**EXERCISE DESCRIPTION**
Find the string "ylabel" and gather every line that holds it.

**RECORDS FOR THE EXERCISE**

- - - -

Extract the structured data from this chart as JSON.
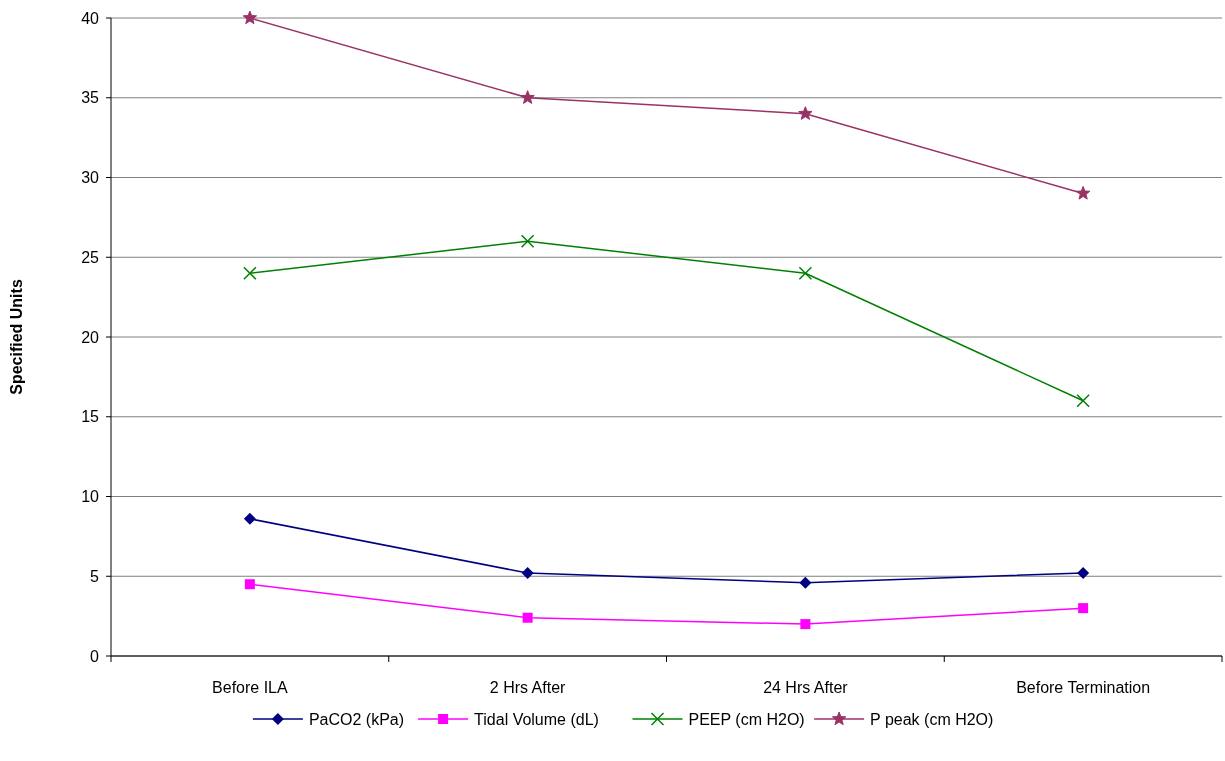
{
  "chart_data": {
    "type": "line",
    "ylabel": "Specified Units",
    "categories": [
      "Before ILA",
      "2 Hrs After",
      "24 Hrs After",
      "Before Termination"
    ],
    "series": [
      {
        "name": "PaCO2 (kPa)",
        "color": "#000080",
        "marker": "diamond",
        "values": [
          8.6,
          5.2,
          4.6,
          5.2
        ]
      },
      {
        "name": "Tidal Volume (dL)",
        "color": "#ff00ff",
        "marker": "square",
        "values": [
          4.5,
          2.4,
          2.0,
          3.0
        ]
      },
      {
        "name": "PEEP (cm H2O)",
        "color": "#008000",
        "marker": "cross",
        "values": [
          24,
          26,
          24,
          16
        ]
      },
      {
        "name": "P peak (cm H2O)",
        "color": "#993366",
        "marker": "star",
        "values": [
          40,
          35,
          34,
          29
        ]
      }
    ],
    "ylim": [
      0,
      40
    ],
    "yticks": [
      0,
      5,
      10,
      15,
      20,
      25,
      30,
      35,
      40
    ],
    "grid": "y",
    "legend": "bottom"
  }
}
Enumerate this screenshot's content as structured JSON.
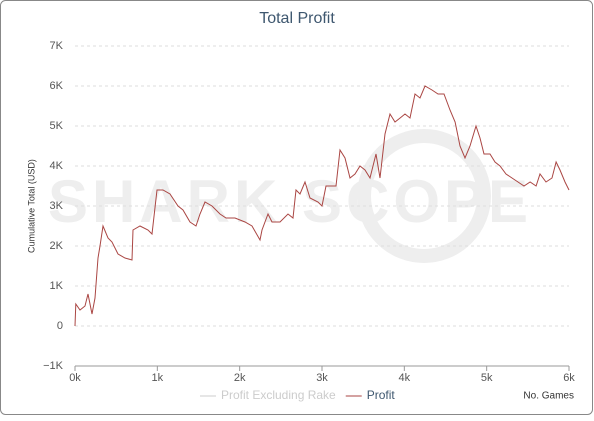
{
  "chart_data": {
    "type": "line",
    "title": "Total Profit",
    "watermark": "SHARK SCOPE",
    "xlabel": "No. Games",
    "ylabel": "Cumulative Total (USD)",
    "xlim": [
      0,
      6000
    ],
    "ylim": [
      -1000,
      7000
    ],
    "xticks": [
      {
        "value": 0,
        "label": "0k"
      },
      {
        "value": 1000,
        "label": "1k"
      },
      {
        "value": 2000,
        "label": "2k"
      },
      {
        "value": 3000,
        "label": "3k"
      },
      {
        "value": 4000,
        "label": "4k"
      },
      {
        "value": 5000,
        "label": "5k"
      },
      {
        "value": 6000,
        "label": "6k"
      }
    ],
    "yticks": [
      {
        "value": -1000,
        "label": "−1K"
      },
      0,
      {
        "value": 1000,
        "label": "1K"
      },
      {
        "value": 2000,
        "label": "2K"
      },
      {
        "value": 3000,
        "label": "3K"
      },
      {
        "value": 4000,
        "label": "4K"
      },
      {
        "value": 5000,
        "label": "5K"
      },
      {
        "value": 6000,
        "label": "6K"
      },
      {
        "value": 7000,
        "label": "7K"
      }
    ],
    "grid": true,
    "legend": "bottom",
    "x": [
      0,
      10,
      61,
      121,
      158,
      206,
      243,
      279,
      304,
      340,
      401,
      449,
      522,
      607,
      692,
      704,
      790,
      887,
      935,
      996,
      1069,
      1154,
      1251,
      1312,
      1397,
      1470,
      1518,
      1579,
      1664,
      1761,
      1834,
      1943,
      2065,
      2150,
      2247,
      2271,
      2344,
      2393,
      2490,
      2587,
      2648,
      2684,
      2733,
      2794,
      2854,
      2952,
      3000,
      3049,
      3122,
      3170,
      3219,
      3279,
      3340,
      3401,
      3462,
      3522,
      3583,
      3656,
      3705,
      3765,
      3826,
      3887,
      3948,
      4008,
      4069,
      4130,
      4190,
      4251,
      4336,
      4409,
      4482,
      4555,
      4616,
      4676,
      4737,
      4798,
      4871,
      4919,
      4968,
      5041,
      5101,
      5162,
      5235,
      5308,
      5381,
      5454,
      5527,
      5600,
      5648,
      5721,
      5794,
      5843,
      5891,
      5952,
      6000
    ],
    "series": [
      {
        "name": "Profit Excluding Rake",
        "color": "#cccccc",
        "visible": false,
        "values": [
          null,
          null,
          null,
          null,
          null,
          null,
          null,
          null,
          null,
          null,
          null,
          null,
          null,
          null,
          null,
          null,
          null,
          null,
          null,
          null,
          null,
          null,
          null,
          null,
          null,
          null,
          null,
          null,
          null,
          null,
          null,
          null,
          null,
          null,
          null,
          null,
          null,
          null,
          null,
          null,
          null,
          null,
          null,
          null,
          null,
          null,
          null,
          null,
          null,
          null,
          null,
          null,
          null,
          null,
          null,
          null,
          null,
          null,
          null,
          null,
          null,
          null,
          null,
          null,
          null,
          null,
          null,
          null,
          null,
          null,
          null,
          null,
          null,
          null,
          null,
          null,
          null,
          null,
          null,
          null,
          null,
          null,
          null,
          null,
          null,
          null,
          null,
          null,
          null,
          null,
          null,
          null,
          null,
          null,
          null
        ]
      },
      {
        "name": "Profit",
        "color": "#aa4643",
        "visible": true,
        "values": [
          0,
          550,
          400,
          500,
          800,
          300,
          700,
          1700,
          2000,
          2500,
          2200,
          2100,
          1800,
          1700,
          1650,
          2400,
          2500,
          2400,
          2300,
          3400,
          3400,
          3300,
          3000,
          2900,
          2600,
          2500,
          2800,
          3100,
          3000,
          2800,
          2700,
          2700,
          2600,
          2500,
          2150,
          2400,
          2800,
          2600,
          2600,
          2800,
          2700,
          3400,
          3300,
          3600,
          3200,
          3100,
          3000,
          3500,
          3500,
          3500,
          4400,
          4200,
          3700,
          3800,
          4000,
          3900,
          3700,
          4300,
          3700,
          4800,
          5300,
          5100,
          5200,
          5300,
          5200,
          5800,
          5700,
          6000,
          5900,
          5800,
          5800,
          5400,
          5100,
          4500,
          4200,
          4500,
          5000,
          4700,
          4300,
          4300,
          4100,
          4000,
          3800,
          3700,
          3600,
          3500,
          3600,
          3500,
          3800,
          3600,
          3700,
          4100,
          3900,
          3600,
          3400
        ]
      }
    ]
  }
}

- - - -

**WRITTEN REPLY**
    "ylabel": "Specified Units",
    "ylabel": "Cumulative Total (USD)",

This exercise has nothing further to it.